+++ RECORDS FOR THE TASK +++

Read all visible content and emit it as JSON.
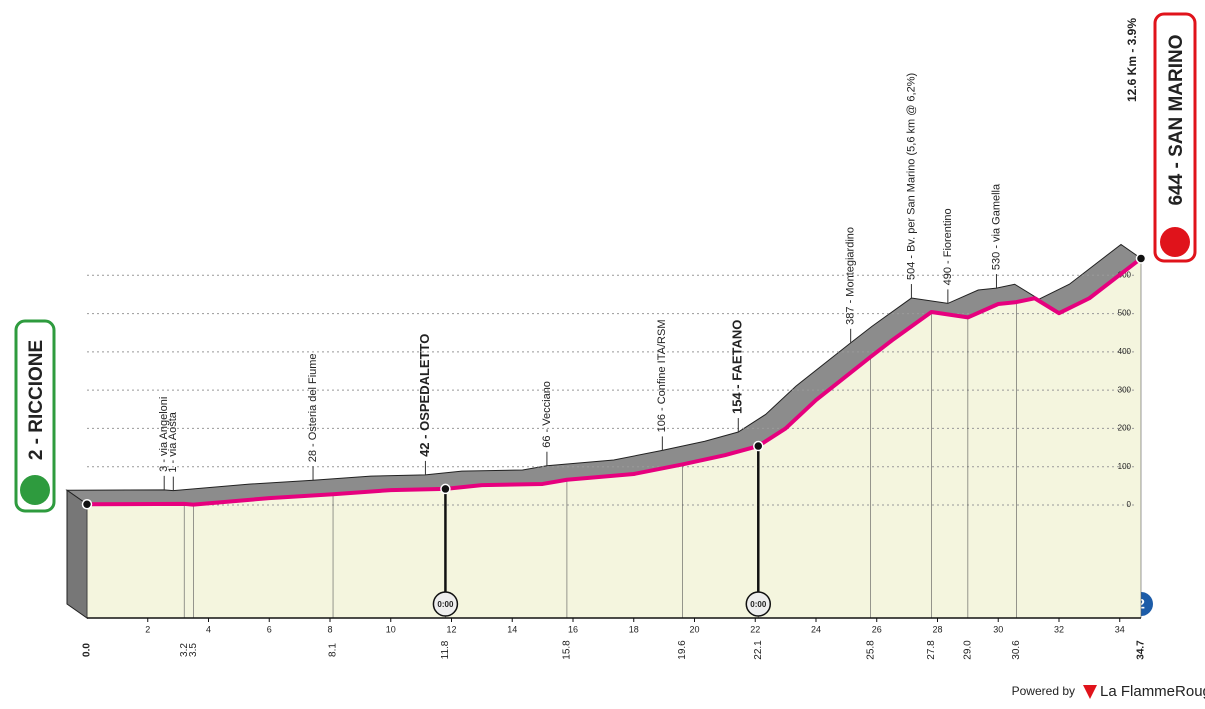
{
  "chart_data": {
    "type": "profile",
    "start": "2 - RICCIONE",
    "finish": "644 - SAN MARINO",
    "final_climb": "12.6 Km - 3.9%",
    "stage_badge": "2",
    "x": [
      0,
      3.2,
      3.5,
      6,
      8.1,
      10,
      11.8,
      13,
      15,
      15.8,
      18,
      19.6,
      21,
      22.1,
      23,
      24,
      25.8,
      26.5,
      27.8,
      29.0,
      30,
      30.6,
      31.2,
      32,
      33,
      34.7
    ],
    "values": [
      2,
      3,
      1,
      18,
      28,
      39,
      42,
      52,
      55,
      66,
      81,
      106,
      130,
      154,
      200,
      274,
      387,
      430,
      504,
      490,
      525,
      530,
      540,
      501,
      540,
      644
    ],
    "color": "#e6007e",
    "band_color": "#8c8c8c",
    "fill_color": "#f4f5de",
    "xlim": [
      0,
      34.7
    ],
    "xticks": [
      2,
      4,
      6,
      8,
      10,
      12,
      14,
      16,
      18,
      20,
      22,
      24,
      26,
      28,
      30,
      32,
      34
    ],
    "km_marks": [
      {
        "value": 0,
        "label": "0.0"
      },
      3.2,
      3.5,
      8.1,
      11.8,
      15.8,
      19.6,
      22.1,
      25.8,
      27.8,
      {
        "value": 29,
        "label": "29.0"
      },
      30.6,
      34.7
    ],
    "ylim": [
      0,
      700
    ],
    "yticks": [
      0,
      100,
      200,
      300,
      400,
      500,
      600
    ],
    "grid": true,
    "waypoints": [
      {
        "km": 3.2,
        "label": "3 - via Angeloni"
      },
      {
        "km": 3.5,
        "label": "1 - via Aosta"
      },
      {
        "km": 8.1,
        "label": "28 - Osteria del Fiume"
      },
      {
        "km": 11.8,
        "label": "42 - OSPEDALETTO",
        "bold": true
      },
      {
        "km": 15.8,
        "label": "66 - Vecciano"
      },
      {
        "km": 19.6,
        "label": "106 - Confine ITA/RSM"
      },
      {
        "km": 22.1,
        "label": "154 - FAETANO",
        "bold": true
      },
      {
        "km": 25.8,
        "label": "387 - Montegiardino"
      },
      {
        "km": 27.8,
        "label": "504 - Bv. per San Marino (5,6 km @ 6,2%)"
      },
      {
        "km": 29.0,
        "label": "490 - Fiorentino"
      },
      {
        "km": 30.6,
        "label": "530 - via Gamella"
      }
    ],
    "timers": [
      {
        "km": 11.8,
        "label": "0:00"
      },
      {
        "km": 22.1,
        "label": "0:00"
      }
    ],
    "footer": {
      "prefix": "Powered by",
      "brand": "La FlammeRouge"
    }
  }
}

+++

__INSTRUCTIONS TO FOLLOW__: Images should not appear in the copy; retype the listing above exactly.

__COMPLETE ANSWER__:
Read all visible content and emit it as JSON.
{
  "chart_data": {
    "type": "profile",
    "start": "2 - RICCIONE",
    "finish": "644 - SAN MARINO",
    "final_climb": "12.6 Km - 3.9%",
    "stage_badge": "2",
    "x": [
      0,
      3.2,
      3.5,
      6,
      8.1,
      10,
      11.8,
      13,
      15,
      15.8,
      18,
      19.6,
      21,
      22.1,
      23,
      24,
      25.8,
      26.5,
      27.8,
      29.0,
      30,
      30.6,
      31.2,
      32,
      33,
      34.7
    ],
    "values": [
      2,
      3,
      1,
      18,
      28,
      39,
      42,
      52,
      55,
      66,
      81,
      106,
      130,
      154,
      200,
      274,
      387,
      430,
      504,
      490,
      525,
      530,
      540,
      501,
      540,
      644
    ],
    "color": "#e6007e",
    "band_color": "#8c8c8c",
    "fill_color": "#f4f5de",
    "xlim": [
      0,
      34.7
    ],
    "xticks": [
      2,
      4,
      6,
      8,
      10,
      12,
      14,
      16,
      18,
      20,
      22,
      24,
      26,
      28,
      30,
      32,
      34
    ],
    "km_marks": [
      {
        "value": 0,
        "label": "0.0"
      },
      3.2,
      3.5,
      8.1,
      11.8,
      15.8,
      19.6,
      22.1,
      25.8,
      27.8,
      {
        "value": 29,
        "label": "29.0"
      },
      30.6,
      34.7
    ],
    "ylim": [
      0,
      700
    ],
    "yticks": [
      0,
      100,
      200,
      300,
      400,
      500,
      600
    ],
    "grid": true,
    "waypoints": [
      {
        "km": 3.2,
        "label": "3 - via Angeloni"
      },
      {
        "km": 3.5,
        "label": "1 - via Aosta"
      },
      {
        "km": 8.1,
        "label": "28 - Osteria del Fiume"
      },
      {
        "km": 11.8,
        "label": "42 - OSPEDALETTO",
        "bold": true
      },
      {
        "km": 15.8,
        "label": "66 - Vecciano"
      },
      {
        "km": 19.6,
        "label": "106 - Confine ITA/RSM"
      },
      {
        "km": 22.1,
        "label": "154 - FAETANO",
        "bold": true
      },
      {
        "km": 25.8,
        "label": "387 - Montegiardino"
      },
      {
        "km": 27.8,
        "label": "504 - Bv. per San Marino (5,6 km @ 6,2%)"
      },
      {
        "km": 29.0,
        "label": "490 - Fiorentino"
      },
      {
        "km": 30.6,
        "label": "530 - via Gamella"
      }
    ],
    "timers": [
      {
        "km": 11.8,
        "label": "0:00"
      },
      {
        "km": 22.1,
        "label": "0:00"
      }
    ],
    "footer": {
      "prefix": "Powered by",
      "brand": "La FlammeRouge"
    }
  }
}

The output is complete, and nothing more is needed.